EXERCISE OBJECTIVE ▸
Return the material below in full and exactly.

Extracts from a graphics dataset
· · · · · · ·

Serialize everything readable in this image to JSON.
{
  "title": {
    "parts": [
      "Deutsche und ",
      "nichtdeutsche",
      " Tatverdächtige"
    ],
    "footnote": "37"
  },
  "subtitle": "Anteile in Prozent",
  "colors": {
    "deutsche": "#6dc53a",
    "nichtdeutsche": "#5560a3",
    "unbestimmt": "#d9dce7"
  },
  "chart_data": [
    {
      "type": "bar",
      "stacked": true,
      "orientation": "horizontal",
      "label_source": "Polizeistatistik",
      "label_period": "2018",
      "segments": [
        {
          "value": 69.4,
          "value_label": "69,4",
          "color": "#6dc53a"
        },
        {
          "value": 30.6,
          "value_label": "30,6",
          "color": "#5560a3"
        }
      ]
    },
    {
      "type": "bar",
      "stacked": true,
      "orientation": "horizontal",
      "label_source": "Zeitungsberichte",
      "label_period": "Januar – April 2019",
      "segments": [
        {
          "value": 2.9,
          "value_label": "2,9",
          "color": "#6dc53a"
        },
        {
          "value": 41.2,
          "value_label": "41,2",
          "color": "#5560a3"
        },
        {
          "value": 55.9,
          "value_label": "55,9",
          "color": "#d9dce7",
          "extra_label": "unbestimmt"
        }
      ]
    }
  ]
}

· · · · · · ·

WRITTEN REPLY ▸
Serialize everything readable in this image to JSON.
{
  "title": {
    "parts": [
      "Deutsche und ",
      "nichtdeutsche",
      " Tatverdächtige"
    ],
    "footnote": "37"
  },
  "subtitle": "Anteile in Prozent",
  "colors": {
    "deutsche": "#6dc53a",
    "nichtdeutsche": "#5560a3",
    "unbestimmt": "#d9dce7"
  },
  "chart_data": [
    {
      "type": "bar",
      "stacked": true,
      "orientation": "horizontal",
      "label_source": "Polizeistatistik",
      "label_period": "2018",
      "segments": [
        {
          "value": 69.4,
          "value_label": "69,4",
          "color": "#6dc53a"
        },
        {
          "value": 30.6,
          "value_label": "30,6",
          "color": "#5560a3"
        }
      ]
    },
    {
      "type": "bar",
      "stacked": true,
      "orientation": "horizontal",
      "label_source": "Zeitungsberichte",
      "label_period": "Januar – April 2019",
      "segments": [
        {
          "value": 2.9,
          "value_label": "2,9",
          "color": "#6dc53a"
        },
        {
          "value": 41.2,
          "value_label": "41,2",
          "color": "#5560a3"
        },
        {
          "value": 55.9,
          "value_label": "55,9",
          "color": "#d9dce7",
          "extra_label": "unbestimmt"
        }
      ]
    }
  ]
}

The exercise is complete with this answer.